+++ Information given +++

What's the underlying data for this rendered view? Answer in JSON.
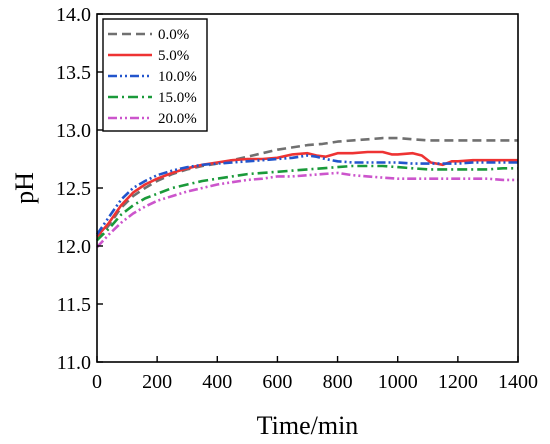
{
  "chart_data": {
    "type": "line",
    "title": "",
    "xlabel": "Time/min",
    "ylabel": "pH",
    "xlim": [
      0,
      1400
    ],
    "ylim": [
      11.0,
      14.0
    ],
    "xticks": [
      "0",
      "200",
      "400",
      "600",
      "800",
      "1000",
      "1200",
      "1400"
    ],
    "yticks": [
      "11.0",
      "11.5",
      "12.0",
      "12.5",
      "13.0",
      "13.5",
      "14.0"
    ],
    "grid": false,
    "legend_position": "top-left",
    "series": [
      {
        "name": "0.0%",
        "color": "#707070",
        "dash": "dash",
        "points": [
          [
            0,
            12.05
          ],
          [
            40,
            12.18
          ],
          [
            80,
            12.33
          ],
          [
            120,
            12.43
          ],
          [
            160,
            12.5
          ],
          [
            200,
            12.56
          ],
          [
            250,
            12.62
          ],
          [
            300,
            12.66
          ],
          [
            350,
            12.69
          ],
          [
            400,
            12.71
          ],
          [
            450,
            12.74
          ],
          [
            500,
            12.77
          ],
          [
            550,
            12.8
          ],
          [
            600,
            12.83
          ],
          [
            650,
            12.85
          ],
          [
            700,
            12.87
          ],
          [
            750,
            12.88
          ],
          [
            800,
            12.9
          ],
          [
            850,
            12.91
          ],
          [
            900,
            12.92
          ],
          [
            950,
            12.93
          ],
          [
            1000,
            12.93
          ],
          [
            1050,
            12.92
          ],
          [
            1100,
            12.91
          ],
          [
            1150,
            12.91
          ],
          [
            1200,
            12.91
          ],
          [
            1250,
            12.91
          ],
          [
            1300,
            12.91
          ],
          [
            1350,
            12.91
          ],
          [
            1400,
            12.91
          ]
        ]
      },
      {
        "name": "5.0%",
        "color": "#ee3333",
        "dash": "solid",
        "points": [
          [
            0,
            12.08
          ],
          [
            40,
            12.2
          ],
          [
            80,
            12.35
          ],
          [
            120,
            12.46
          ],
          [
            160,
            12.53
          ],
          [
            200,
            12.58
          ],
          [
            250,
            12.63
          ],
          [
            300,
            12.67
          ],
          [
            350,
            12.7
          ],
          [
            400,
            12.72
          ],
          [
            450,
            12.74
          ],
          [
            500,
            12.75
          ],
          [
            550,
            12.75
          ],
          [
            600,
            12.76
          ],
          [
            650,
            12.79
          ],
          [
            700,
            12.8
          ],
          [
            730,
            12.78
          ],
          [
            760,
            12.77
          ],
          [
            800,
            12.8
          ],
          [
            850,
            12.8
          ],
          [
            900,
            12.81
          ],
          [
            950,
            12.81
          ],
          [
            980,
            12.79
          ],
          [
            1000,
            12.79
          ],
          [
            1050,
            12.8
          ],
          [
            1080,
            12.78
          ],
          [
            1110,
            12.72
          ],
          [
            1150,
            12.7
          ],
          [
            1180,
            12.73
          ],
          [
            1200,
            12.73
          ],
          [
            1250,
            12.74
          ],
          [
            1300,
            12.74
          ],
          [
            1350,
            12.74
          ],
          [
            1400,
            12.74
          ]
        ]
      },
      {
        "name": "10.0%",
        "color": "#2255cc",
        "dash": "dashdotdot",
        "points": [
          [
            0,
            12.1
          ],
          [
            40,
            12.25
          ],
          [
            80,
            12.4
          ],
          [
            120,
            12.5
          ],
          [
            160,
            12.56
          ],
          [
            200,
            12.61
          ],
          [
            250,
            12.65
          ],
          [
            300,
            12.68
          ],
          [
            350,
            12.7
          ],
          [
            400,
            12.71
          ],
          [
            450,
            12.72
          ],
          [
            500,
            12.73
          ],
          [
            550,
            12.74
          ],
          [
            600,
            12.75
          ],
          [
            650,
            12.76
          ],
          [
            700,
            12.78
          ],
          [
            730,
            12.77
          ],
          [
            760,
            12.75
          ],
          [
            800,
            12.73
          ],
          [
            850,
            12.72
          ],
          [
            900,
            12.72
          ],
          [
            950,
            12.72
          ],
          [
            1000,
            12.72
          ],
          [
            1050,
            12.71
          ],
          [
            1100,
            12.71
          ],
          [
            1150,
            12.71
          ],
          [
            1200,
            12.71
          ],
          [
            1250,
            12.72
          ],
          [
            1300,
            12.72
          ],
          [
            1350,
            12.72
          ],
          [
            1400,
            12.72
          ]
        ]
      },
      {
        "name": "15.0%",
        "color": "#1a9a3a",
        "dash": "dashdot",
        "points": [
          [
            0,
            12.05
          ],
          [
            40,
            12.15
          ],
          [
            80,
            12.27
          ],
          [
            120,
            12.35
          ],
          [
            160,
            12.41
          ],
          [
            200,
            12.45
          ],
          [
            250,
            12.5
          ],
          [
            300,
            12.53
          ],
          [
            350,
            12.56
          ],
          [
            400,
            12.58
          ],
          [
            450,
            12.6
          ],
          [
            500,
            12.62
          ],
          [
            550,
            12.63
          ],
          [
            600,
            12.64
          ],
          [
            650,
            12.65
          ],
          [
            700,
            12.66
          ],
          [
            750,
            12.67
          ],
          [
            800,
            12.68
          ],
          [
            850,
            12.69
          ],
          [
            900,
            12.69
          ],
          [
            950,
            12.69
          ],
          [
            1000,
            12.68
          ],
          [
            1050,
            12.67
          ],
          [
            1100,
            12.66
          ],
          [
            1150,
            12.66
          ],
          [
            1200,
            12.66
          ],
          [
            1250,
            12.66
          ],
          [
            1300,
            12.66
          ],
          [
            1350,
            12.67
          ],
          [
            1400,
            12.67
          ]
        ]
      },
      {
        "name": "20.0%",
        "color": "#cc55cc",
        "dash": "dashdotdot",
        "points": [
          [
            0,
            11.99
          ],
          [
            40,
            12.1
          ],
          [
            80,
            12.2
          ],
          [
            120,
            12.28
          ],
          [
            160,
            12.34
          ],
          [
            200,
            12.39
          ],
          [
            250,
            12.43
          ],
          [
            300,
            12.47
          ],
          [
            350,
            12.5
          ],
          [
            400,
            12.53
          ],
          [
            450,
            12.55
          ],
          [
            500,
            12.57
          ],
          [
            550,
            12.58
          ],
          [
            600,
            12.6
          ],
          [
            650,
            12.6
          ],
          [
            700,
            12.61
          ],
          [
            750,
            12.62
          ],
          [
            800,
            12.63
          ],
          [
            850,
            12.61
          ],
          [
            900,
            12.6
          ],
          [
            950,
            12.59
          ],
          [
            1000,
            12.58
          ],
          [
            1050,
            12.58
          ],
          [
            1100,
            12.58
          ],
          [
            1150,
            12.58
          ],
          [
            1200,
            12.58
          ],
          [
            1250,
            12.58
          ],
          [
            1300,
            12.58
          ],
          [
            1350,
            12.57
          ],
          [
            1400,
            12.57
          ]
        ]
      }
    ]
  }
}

+++
+++ Information given +++

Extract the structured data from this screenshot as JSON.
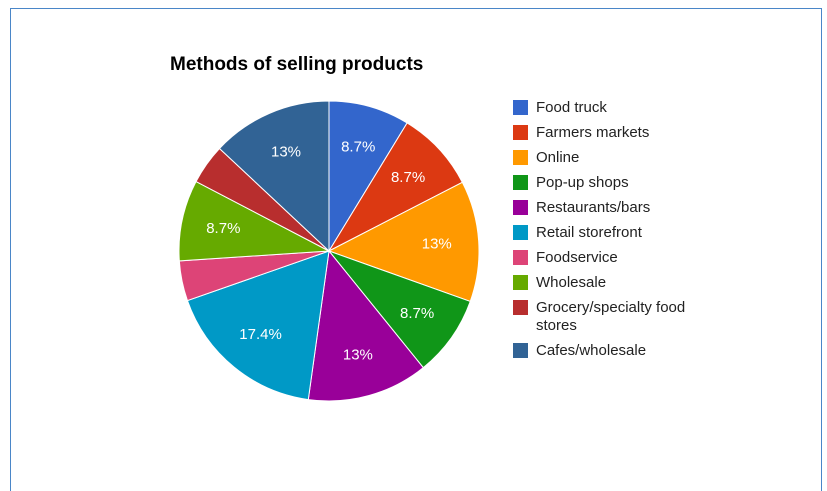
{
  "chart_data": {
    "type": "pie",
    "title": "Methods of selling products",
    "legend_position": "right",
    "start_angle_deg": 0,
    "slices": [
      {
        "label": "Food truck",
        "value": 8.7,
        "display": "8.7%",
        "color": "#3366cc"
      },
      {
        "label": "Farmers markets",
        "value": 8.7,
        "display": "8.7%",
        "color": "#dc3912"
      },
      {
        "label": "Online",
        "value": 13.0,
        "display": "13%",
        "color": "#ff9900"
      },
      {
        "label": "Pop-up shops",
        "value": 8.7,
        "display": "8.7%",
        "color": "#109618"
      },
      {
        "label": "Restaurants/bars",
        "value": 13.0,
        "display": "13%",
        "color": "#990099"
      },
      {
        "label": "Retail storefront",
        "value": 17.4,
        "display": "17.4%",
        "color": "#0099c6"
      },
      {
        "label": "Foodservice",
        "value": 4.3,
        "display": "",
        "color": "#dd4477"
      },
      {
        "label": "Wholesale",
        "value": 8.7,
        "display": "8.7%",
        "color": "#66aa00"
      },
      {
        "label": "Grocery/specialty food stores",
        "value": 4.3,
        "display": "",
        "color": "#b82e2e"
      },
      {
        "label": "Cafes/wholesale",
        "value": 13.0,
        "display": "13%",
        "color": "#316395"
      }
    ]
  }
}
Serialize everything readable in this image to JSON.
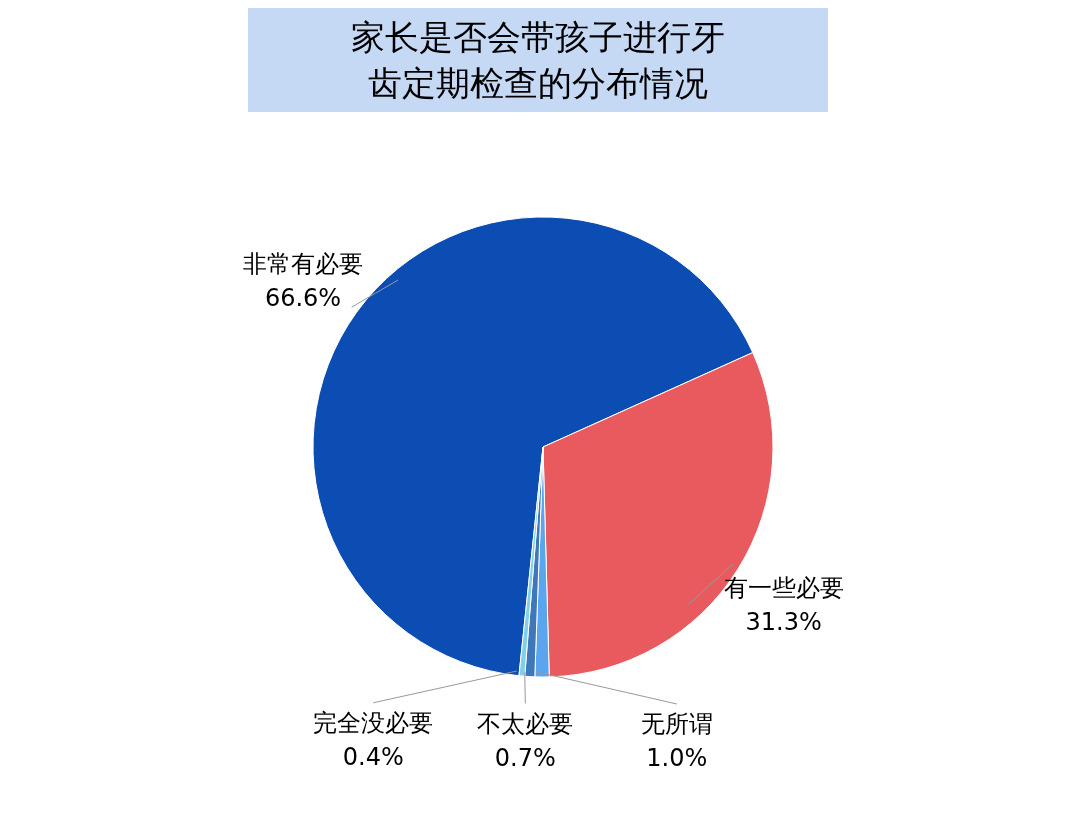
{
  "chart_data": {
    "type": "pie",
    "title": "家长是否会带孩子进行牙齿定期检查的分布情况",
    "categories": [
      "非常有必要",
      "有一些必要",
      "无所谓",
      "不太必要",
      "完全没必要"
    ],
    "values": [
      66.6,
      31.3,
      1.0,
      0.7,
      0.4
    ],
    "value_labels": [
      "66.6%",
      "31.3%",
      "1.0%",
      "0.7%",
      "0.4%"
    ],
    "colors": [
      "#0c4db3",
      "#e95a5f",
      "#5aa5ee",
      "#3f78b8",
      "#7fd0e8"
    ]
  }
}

+++

▶ _Instruction_
From the records, copy every line that has the string "name" in it.

▶ _Reply to the exercise_
        "name": "0.0%",
        "name": "5.0%",
        "name": "10.0%",
        "name": "15.0%",
        "name": "20.0%",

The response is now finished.